§ EXERCISE
Reproduce the data below, substituting "Câu hỏi đúng sai" for every occurrence of "Câu trắc nghiệm đúng sai" and leaving everything else unchanged.

§ PROVIDED INFORMATION
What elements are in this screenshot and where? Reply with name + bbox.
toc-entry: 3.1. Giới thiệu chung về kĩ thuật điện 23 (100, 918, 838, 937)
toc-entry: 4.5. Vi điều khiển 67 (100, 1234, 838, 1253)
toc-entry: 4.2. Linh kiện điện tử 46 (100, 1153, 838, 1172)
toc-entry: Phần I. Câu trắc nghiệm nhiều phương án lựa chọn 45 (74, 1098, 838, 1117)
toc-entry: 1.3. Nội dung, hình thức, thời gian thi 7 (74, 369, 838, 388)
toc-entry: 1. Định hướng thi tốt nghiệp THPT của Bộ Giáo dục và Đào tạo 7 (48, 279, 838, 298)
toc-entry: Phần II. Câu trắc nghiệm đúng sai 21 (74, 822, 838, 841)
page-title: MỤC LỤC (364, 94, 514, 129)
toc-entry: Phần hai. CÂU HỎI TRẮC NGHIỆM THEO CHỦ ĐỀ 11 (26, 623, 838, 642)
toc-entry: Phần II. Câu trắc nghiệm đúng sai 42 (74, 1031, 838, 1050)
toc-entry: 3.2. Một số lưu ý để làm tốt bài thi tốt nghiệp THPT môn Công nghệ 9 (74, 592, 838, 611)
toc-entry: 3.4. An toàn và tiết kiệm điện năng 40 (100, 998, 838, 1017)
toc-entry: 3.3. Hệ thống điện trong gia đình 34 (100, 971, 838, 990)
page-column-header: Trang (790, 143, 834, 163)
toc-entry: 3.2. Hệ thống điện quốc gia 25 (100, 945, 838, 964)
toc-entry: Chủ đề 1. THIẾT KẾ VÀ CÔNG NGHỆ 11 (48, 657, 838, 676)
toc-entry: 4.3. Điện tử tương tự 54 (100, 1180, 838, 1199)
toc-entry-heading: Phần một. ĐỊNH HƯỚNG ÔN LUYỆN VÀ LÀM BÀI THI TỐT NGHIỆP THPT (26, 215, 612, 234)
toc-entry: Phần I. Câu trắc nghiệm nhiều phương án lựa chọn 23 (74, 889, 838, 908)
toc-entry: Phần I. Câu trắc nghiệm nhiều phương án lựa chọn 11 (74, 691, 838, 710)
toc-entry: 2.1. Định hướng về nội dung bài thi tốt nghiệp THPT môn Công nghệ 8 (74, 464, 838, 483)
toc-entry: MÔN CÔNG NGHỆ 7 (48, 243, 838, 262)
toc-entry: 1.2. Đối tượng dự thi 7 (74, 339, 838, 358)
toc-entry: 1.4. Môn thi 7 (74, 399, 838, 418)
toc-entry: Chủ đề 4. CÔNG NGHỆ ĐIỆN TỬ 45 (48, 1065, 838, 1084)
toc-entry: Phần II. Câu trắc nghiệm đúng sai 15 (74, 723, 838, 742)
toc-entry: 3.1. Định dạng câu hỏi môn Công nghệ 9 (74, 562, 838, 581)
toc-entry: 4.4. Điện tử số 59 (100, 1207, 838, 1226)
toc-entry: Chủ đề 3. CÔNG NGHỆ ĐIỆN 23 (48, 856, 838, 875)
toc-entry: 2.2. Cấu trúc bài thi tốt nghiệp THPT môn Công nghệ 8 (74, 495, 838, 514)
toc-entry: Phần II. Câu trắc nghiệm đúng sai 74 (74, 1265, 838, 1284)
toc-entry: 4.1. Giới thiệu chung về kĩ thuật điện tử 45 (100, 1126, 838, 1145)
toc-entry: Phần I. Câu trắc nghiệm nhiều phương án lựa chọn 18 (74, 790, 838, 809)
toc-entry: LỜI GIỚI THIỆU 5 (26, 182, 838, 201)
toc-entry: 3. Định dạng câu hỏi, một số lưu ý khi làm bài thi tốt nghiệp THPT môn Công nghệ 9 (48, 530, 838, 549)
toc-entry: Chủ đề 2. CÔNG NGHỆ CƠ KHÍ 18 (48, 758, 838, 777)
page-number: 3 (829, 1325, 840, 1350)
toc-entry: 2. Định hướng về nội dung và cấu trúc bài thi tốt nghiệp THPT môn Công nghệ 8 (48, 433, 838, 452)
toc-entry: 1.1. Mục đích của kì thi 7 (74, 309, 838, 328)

§ EXERCISE SOLUTION
What elements are in this screenshot and where? Reply with name + bbox.
toc-entry: 3.1. Giới thiệu chung về kĩ thuật điện 23 (100, 918, 838, 937)
toc-entry: 4.5. Vi điều khiển 67 (100, 1234, 838, 1253)
toc-entry: 4.2. Linh kiện điện tử 46 (100, 1153, 838, 1172)
toc-entry: Phần I. Câu trắc nghiệm nhiều phương án lựa chọn 45 (74, 1098, 838, 1117)
toc-entry: 1.3. Nội dung, hình thức, thời gian thi 7 (74, 369, 838, 388)
toc-entry: 1. Định hướng thi tốt nghiệp THPT của Bộ Giáo dục và Đào tạo 7 (48, 279, 838, 298)
toc-entry: Phần II. Câu hỏi đúng sai 21 (74, 822, 838, 841)
page-title: MỤC LỤC (364, 94, 514, 129)
toc-entry: Phần hai. CÂU HỎI TRẮC NGHIỆM THEO CHỦ ĐỀ 11 (26, 623, 838, 642)
toc-entry: Phần II. Câu hỏi đúng sai 42 (74, 1031, 838, 1050)
toc-entry: 3.2. Một số lưu ý để làm tốt bài thi tốt nghiệp THPT môn Công nghệ 9 (74, 592, 838, 611)
toc-entry: 3.4. An toàn và tiết kiệm điện năng 40 (100, 998, 838, 1017)
toc-entry: 3.3. Hệ thống điện trong gia đình 34 (100, 971, 838, 990)
page-column-header: Trang (790, 143, 834, 163)
toc-entry: 3.2. Hệ thống điện quốc gia 25 (100, 945, 838, 964)
toc-entry: Chủ đề 1. THIẾT KẾ VÀ CÔNG NGHỆ 11 (48, 657, 838, 676)
toc-entry: 4.3. Điện tử tương tự 54 (100, 1180, 838, 1199)
toc-entry-heading: Phần một. ĐỊNH HƯỚNG ÔN LUYỆN VÀ LÀM BÀI THI TỐT NGHIỆP THPT (26, 215, 612, 234)
toc-entry: Phần I. Câu trắc nghiệm nhiều phương án lựa chọn 23 (74, 889, 838, 908)
toc-entry: Phần I. Câu trắc nghiệm nhiều phương án lựa chọn 11 (74, 691, 838, 710)
toc-entry: 2.1. Định hướng về nội dung bài thi tốt nghiệp THPT môn Công nghệ 8 (74, 464, 838, 483)
toc-entry: MÔN CÔNG NGHỆ 7 (48, 243, 838, 262)
toc-entry: 1.2. Đối tượng dự thi 7 (74, 339, 838, 358)
toc-entry: 1.4. Môn thi 7 (74, 399, 838, 418)
toc-entry: Chủ đề 4. CÔNG NGHỆ ĐIỆN TỬ 45 (48, 1065, 838, 1084)
toc-entry: Phần II. Câu hỏi đúng sai 15 (74, 723, 838, 742)
toc-entry: 3.1. Định dạng câu hỏi môn Công nghệ 9 (74, 562, 838, 581)
toc-entry: 4.4. Điện tử số 59 (100, 1207, 838, 1226)
toc-entry: Chủ đề 3. CÔNG NGHỆ ĐIỆN 23 (48, 856, 838, 875)
toc-entry: 2.2. Cấu trúc bài thi tốt nghiệp THPT môn Công nghệ 8 (74, 495, 838, 514)
toc-entry: Phần II. Câu hỏi đúng sai 74 (74, 1265, 838, 1284)
toc-entry: 4.1. Giới thiệu chung về kĩ thuật điện tử 45 (100, 1126, 838, 1145)
toc-entry: Phần I. Câu trắc nghiệm nhiều phương án lựa chọn 18 (74, 790, 838, 809)
toc-entry: LỜI GIỚI THIỆU 5 (26, 182, 838, 201)
toc-entry: 3. Định dạng câu hỏi, một số lưu ý khi làm bài thi tốt nghiệp THPT môn Công nghệ 9 (48, 530, 838, 549)
toc-entry: Chủ đề 2. CÔNG NGHỆ CƠ KHÍ 18 (48, 758, 838, 777)
page-number: 3 (829, 1325, 840, 1350)
toc-entry: 2. Định hướng về nội dung và cấu trúc bài thi tốt nghiệp THPT môn Công nghệ 8 (48, 433, 838, 452)
toc-entry: 1.1. Mục đích của kì thi 7 (74, 309, 838, 328)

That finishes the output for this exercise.